Task details
Show every line of the records below that contains the word "matalan".

Extracted records:
☆ ☆ ☆ ☆ ☆

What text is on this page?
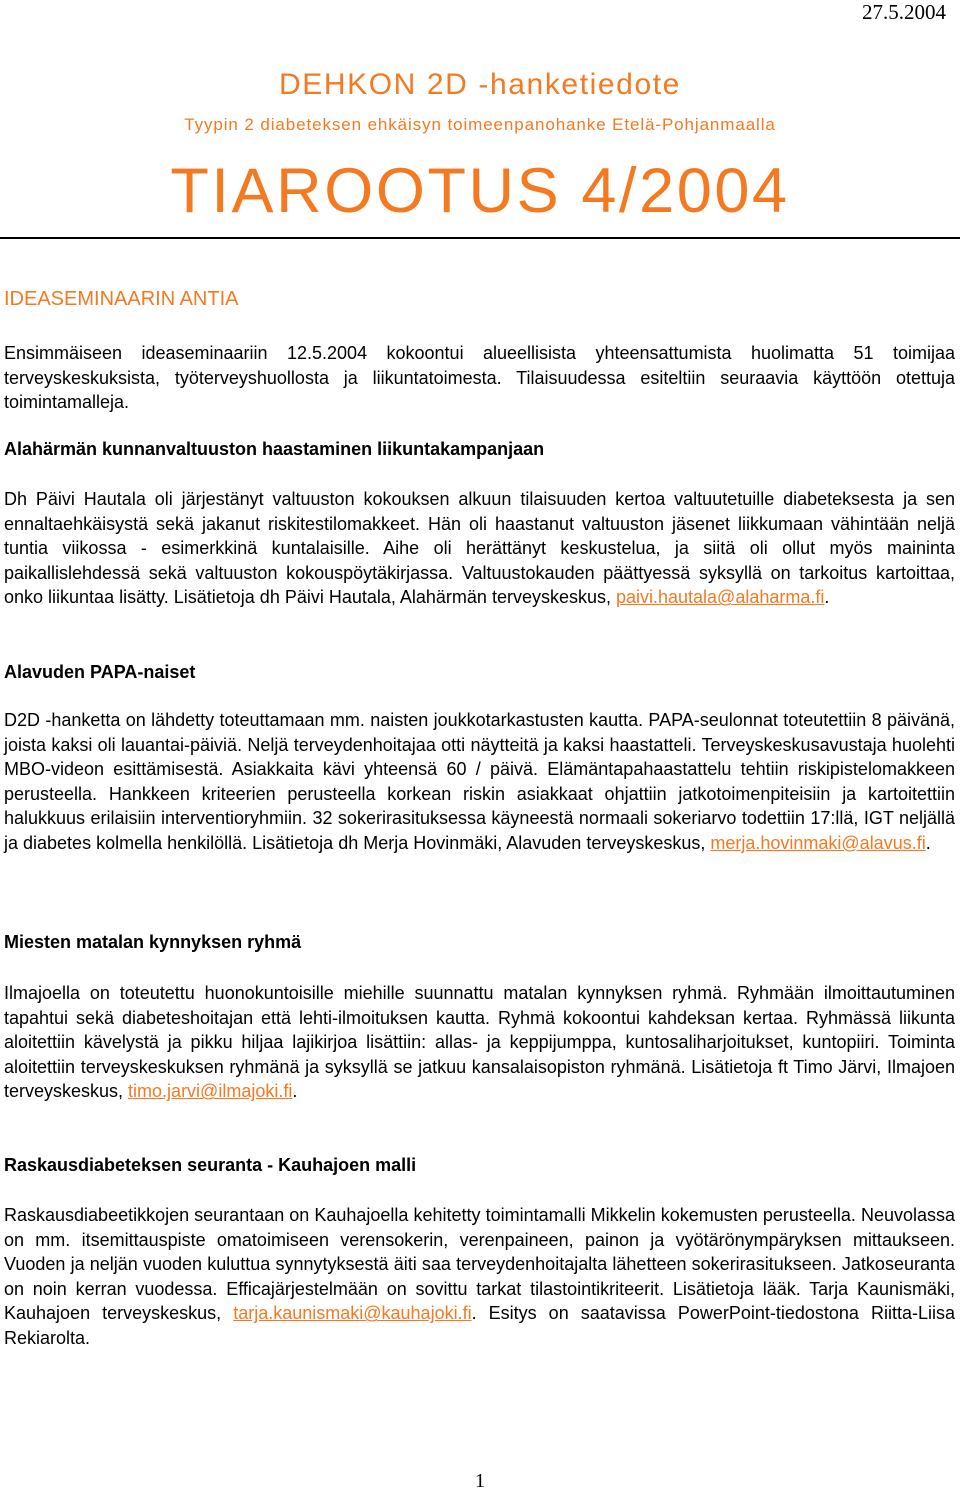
27.5.2004
DEHKON 2D -hanketiedote
Tyypin 2 diabeteksen ehkäisyn toimeenpanohanke Etelä-Pohjanmaalla
TIAROOTUS 4/2004
IDEASEMINAARIN ANTIA

Ensimmäiseen ideaseminaariin 12.5.2004 kokoontui alueellisista yhteensattumista huolimatta 51 toimijaa terveyskeskuksista, työterveyshuollosta ja liikuntatoimesta. Tilaisuudessa esiteltiin seuraavia käyttöön otettuja toimintamalleja.

Alahärmän kunnanvaltuuston haastaminen liikuntakampanjaan

Dh Päivi Hautala oli järjestänyt valtuuston kokouksen alkuun tilaisuuden kertoa valtuutetuille diabeteksesta ja sen ennaltaehkäisystä sekä jakanut riskitestilomakkeet. Hän oli haastanut valtuuston jäsenet liikkumaan vähintään neljä tuntia viikossa - esimerkkinä kuntalaisille. Aihe oli herättänyt keskustelua, ja siitä oli ollut myös maininta paikallislehdessä sekä valtuuston kokouspöytäkirjassa. Valtuustokauden päättyessä syksyllä on tarkoitus kartoittaa, onko liikuntaa lisätty. Lisätietoja dh Päivi Hautala, Alahärmän terveyskeskus, paivi.hautala@alaharma.fi.

Alavuden PAPA-naiset

D2D -hanketta on lähdetty toteuttamaan mm. naisten joukkotarkastusten kautta. PAPA-seulonnat toteutettiin 8 päivänä, joista kaksi oli lauantai-päiviä. Neljä terveydenhoitajaa otti näytteitä ja kaksi haastatteli. Terveyskeskusavustaja huolehti MBO-videon esittämisestä. Asiakkaita kävi yhteensä 60 / päivä. Elämäntapahaastattelu tehtiin riskipistelomakkeen perusteella. Hankkeen kriteerien perusteella korkean riskin asiakkaat ohjattiin jatkotoimenpiteisiin ja kartoitettiin halukkuus erilaisiin interventioryhmiin. 32 sokerirasituksessa käyneestä normaali sokeriarvo todettiin 17:llä, IGT neljällä ja diabetes kolmella henkilöllä. Lisätietoja dh Merja Hovinmäki, Alavuden terveyskeskus, merja.hovinmaki@alavus.fi.

Miesten matalan kynnyksen ryhmä

Ilmajoella on toteutettu huonokuntoisille miehille suunnattu matalan kynnyksen ryhmä. Ryhmään ilmoittautuminen tapahtui sekä diabeteshoitajan että lehti-ilmoituksen kautta. Ryhmä kokoontui kahdeksan kertaa. Ryhmässä liikunta aloitettiin kävelystä ja pikku hiljaa lajikirjoa lisättiin: allas- ja keppijumppa, kuntosaliharjoitukset, kuntopiiri. Toiminta aloitettiin terveyskeskuksen ryhmänä ja syksyllä se jatkuu kansalaisopiston ryhmänä. Lisätietoja ft Timo Järvi, Ilmajoen terveyskeskus, timo.jarvi@ilmajoki.fi.

Raskausdiabeteksen seuranta - Kauhajoen malli

Raskausdiabeetikkojen seurantaan on Kauhajoella kehitetty toimintamalli Mikkelin kokemusten perusteella. Neuvolassa on mm. itsemittauspiste omatoimiseen verensokerin, verenpaineen, painon ja vyötärönympäryksen mittaukseen. Vuoden ja neljän vuoden kuluttua synnytyksestä äiti saa terveydenhoitajalta lähetteen sokerirasitukseen. Jatkoseuranta on noin kerran vuodessa. Efficajärjestelmään on sovittu tarkat tilastointikriteerit. Lisätietoja lääk. Tarja Kaunismäki, Kauhajoen terveyskeskus, tarja.kaunismaki@kauhajoki.fi. Esitys on saatavissa PowerPoint-tiedostona Riitta-Liisa Rekiarolta.

1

☆ ☆ ☆ ☆ ☆

Full output
Miesten matalan kynnyksen ryhmä
Ilmajoella on toteutettu huonokuntoisille miehille suunnattu matalan kynnyksen ryhmä. Ryhmään ilmoittautuminen tapahtui sekä diabeteshoitajan että lehti-ilmoituksen kautta. Ryhmä kokoontui kahdeksan kertaa. Ryhmässä liikunta aloitettiin kävelystä ja pikku hiljaa lajikirjoa lisättiin: allas- ja keppijumppa, kuntosaliharjoitukset, kuntopiiri. Toiminta aloitettiin terveyskeskuksen ryhmänä ja syksyllä se jatkuu kansalaisopiston ryhmänä. Lisätietoja ft Timo Järvi, Ilmajoen terveyskeskus, timo.jarvi@ilmajoki.fi.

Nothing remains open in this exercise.